╭─ GIVEN RECORDS

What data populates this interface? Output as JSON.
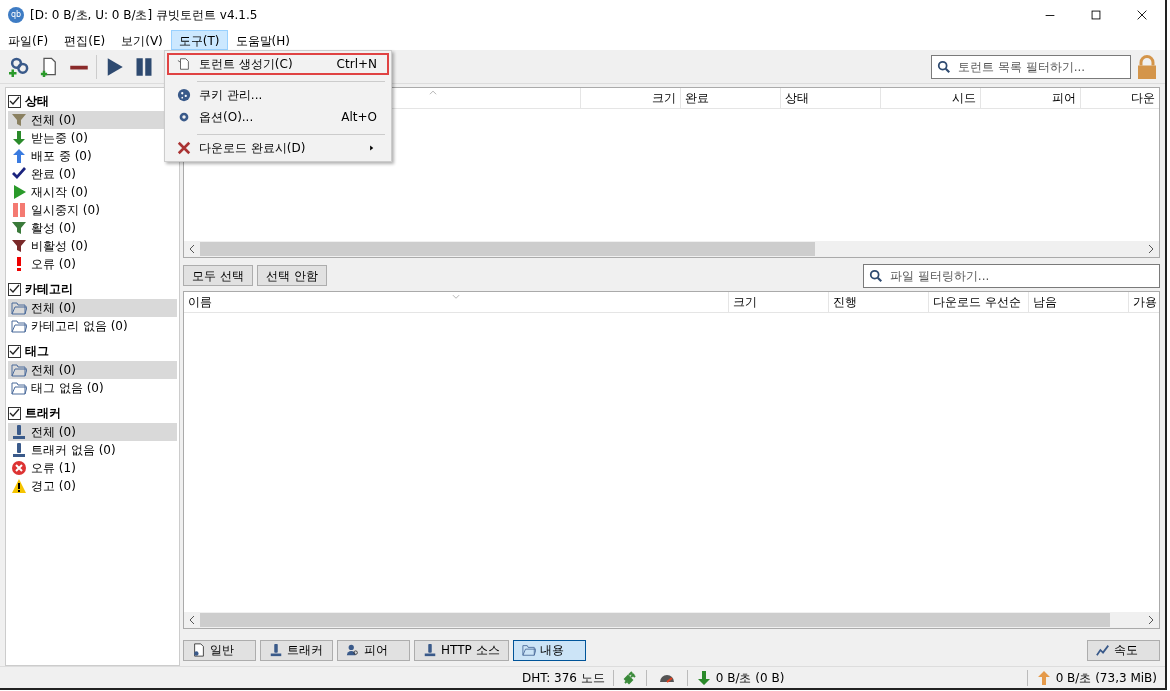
{
  "window": {
    "logo": "qb",
    "title": "[D: 0 B/초, U: 0 B/초] 큐빗토런트 v4.1.5"
  },
  "menus": [
    {
      "label": "파일(F)",
      "selected": false
    },
    {
      "label": "편집(E)",
      "selected": false
    },
    {
      "label": "보기(V)",
      "selected": false
    },
    {
      "label": "도구(T)",
      "selected": true
    },
    {
      "label": "도움말(H)",
      "selected": false
    }
  ],
  "dropdown": [
    {
      "label": "토런트 생성기(C)",
      "shortcut": "Ctrl+N",
      "highlighted": true,
      "separator_before": false,
      "submenu": false
    },
    {
      "label": "쿠키 관리...",
      "highlighted": false,
      "separator_before": true,
      "submenu": false
    },
    {
      "label": "옵션(O)...",
      "shortcut": "Alt+O",
      "highlighted": false,
      "separator_before": false,
      "submenu": false
    },
    {
      "label": "다운로드 완료시(D)",
      "highlighted": false,
      "separator_before": true,
      "submenu": true
    }
  ],
  "search": {
    "placeholder": "토런트 목록 필터하기..."
  },
  "sidebar": [
    {
      "title": "상태",
      "checked": true,
      "items": [
        {
          "label": "전체 (0)",
          "selected": true
        },
        {
          "label": "받는중 (0)",
          "selected": false
        },
        {
          "label": "배포 중 (0)",
          "selected": false
        },
        {
          "label": "완료 (0)",
          "selected": false
        },
        {
          "label": "재시작 (0)",
          "selected": false
        },
        {
          "label": "일시중지 (0)",
          "selected": false
        },
        {
          "label": "활성 (0)",
          "selected": false
        },
        {
          "label": "비활성 (0)",
          "selected": false
        },
        {
          "label": "오류 (0)",
          "selected": false
        }
      ]
    },
    {
      "title": "카테고리",
      "checked": true,
      "items": [
        {
          "label": "전체 (0)",
          "selected": true
        },
        {
          "label": "카테고리 없음 (0)",
          "selected": false
        }
      ]
    },
    {
      "title": "태그",
      "checked": true,
      "items": [
        {
          "label": "전체 (0)",
          "selected": true
        },
        {
          "label": "태그 없음 (0)",
          "selected": false
        }
      ]
    },
    {
      "title": "트래커",
      "checked": true,
      "items": [
        {
          "label": "전체 (0)",
          "selected": true
        },
        {
          "label": "트래커 없음 (0)",
          "selected": false
        },
        {
          "label": "오류 (1)",
          "selected": false
        },
        {
          "label": "경고 (0)",
          "selected": false
        }
      ]
    }
  ],
  "torrent_table": {
    "columns": [
      "크기",
      "완료",
      "상태",
      "시드",
      "피어",
      "다운"
    ]
  },
  "file_buttons": [
    "모두 선택",
    "선택 안함"
  ],
  "file_search": {
    "placeholder": "파일 필터링하기..."
  },
  "file_table": {
    "columns": [
      "이름",
      "크기",
      "진행",
      "다운로드 우선순",
      "남음",
      "가용"
    ]
  },
  "tabs": [
    {
      "label": "일반",
      "selected": false
    },
    {
      "label": "트래커",
      "selected": false
    },
    {
      "label": "피어",
      "selected": false
    },
    {
      "label": "HTTP 소스",
      "selected": false
    },
    {
      "label": "내용",
      "selected": true
    }
  ],
  "speed_button": "속도",
  "status_bar": {
    "dht": "DHT: 376 노드",
    "download": "0 B/초 (0 B)",
    "upload": "0 B/초 (73,3 MiB)"
  }
}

╰─

YOUR OBJECTIVE:
Repeat all the data as it stands, dropping any images it holds.

COMPLETE RESPONSE:
What data populates this interface? Output as JSON.
{
  "window": {
    "logo": "qb",
    "title": "[D: 0 B/초, U: 0 B/초] 큐빗토런트 v4.1.5"
  },
  "menus": [
    {
      "label": "파일(F)",
      "selected": false
    },
    {
      "label": "편집(E)",
      "selected": false
    },
    {
      "label": "보기(V)",
      "selected": false
    },
    {
      "label": "도구(T)",
      "selected": true
    },
    {
      "label": "도움말(H)",
      "selected": false
    }
  ],
  "dropdown": [
    {
      "label": "토런트 생성기(C)",
      "shortcut": "Ctrl+N",
      "highlighted": true,
      "separator_before": false,
      "submenu": false
    },
    {
      "label": "쿠키 관리...",
      "highlighted": false,
      "separator_before": true,
      "submenu": false
    },
    {
      "label": "옵션(O)...",
      "shortcut": "Alt+O",
      "highlighted": false,
      "separator_before": false,
      "submenu": false
    },
    {
      "label": "다운로드 완료시(D)",
      "highlighted": false,
      "separator_before": true,
      "submenu": true
    }
  ],
  "search": {
    "placeholder": "토런트 목록 필터하기..."
  },
  "sidebar": [
    {
      "title": "상태",
      "checked": true,
      "items": [
        {
          "label": "전체 (0)",
          "selected": true
        },
        {
          "label": "받는중 (0)",
          "selected": false
        },
        {
          "label": "배포 중 (0)",
          "selected": false
        },
        {
          "label": "완료 (0)",
          "selected": false
        },
        {
          "label": "재시작 (0)",
          "selected": false
        },
        {
          "label": "일시중지 (0)",
          "selected": false
        },
        {
          "label": "활성 (0)",
          "selected": false
        },
        {
          "label": "비활성 (0)",
          "selected": false
        },
        {
          "label": "오류 (0)",
          "selected": false
        }
      ]
    },
    {
      "title": "카테고리",
      "checked": true,
      "items": [
        {
          "label": "전체 (0)",
          "selected": true
        },
        {
          "label": "카테고리 없음 (0)",
          "selected": false
        }
      ]
    },
    {
      "title": "태그",
      "checked": true,
      "items": [
        {
          "label": "전체 (0)",
          "selected": true
        },
        {
          "label": "태그 없음 (0)",
          "selected": false
        }
      ]
    },
    {
      "title": "트래커",
      "checked": true,
      "items": [
        {
          "label": "전체 (0)",
          "selected": true
        },
        {
          "label": "트래커 없음 (0)",
          "selected": false
        },
        {
          "label": "오류 (1)",
          "selected": false
        },
        {
          "label": "경고 (0)",
          "selected": false
        }
      ]
    }
  ],
  "torrent_table": {
    "columns": [
      "크기",
      "완료",
      "상태",
      "시드",
      "피어",
      "다운"
    ]
  },
  "file_buttons": [
    "모두 선택",
    "선택 안함"
  ],
  "file_search": {
    "placeholder": "파일 필터링하기..."
  },
  "file_table": {
    "columns": [
      "이름",
      "크기",
      "진행",
      "다운로드 우선순",
      "남음",
      "가용"
    ]
  },
  "tabs": [
    {
      "label": "일반",
      "selected": false
    },
    {
      "label": "트래커",
      "selected": false
    },
    {
      "label": "피어",
      "selected": false
    },
    {
      "label": "HTTP 소스",
      "selected": false
    },
    {
      "label": "내용",
      "selected": true
    }
  ],
  "speed_button": "속도",
  "status_bar": {
    "dht": "DHT: 376 노드",
    "download": "0 B/초 (0 B)",
    "upload": "0 B/초 (73,3 MiB)"
  }
}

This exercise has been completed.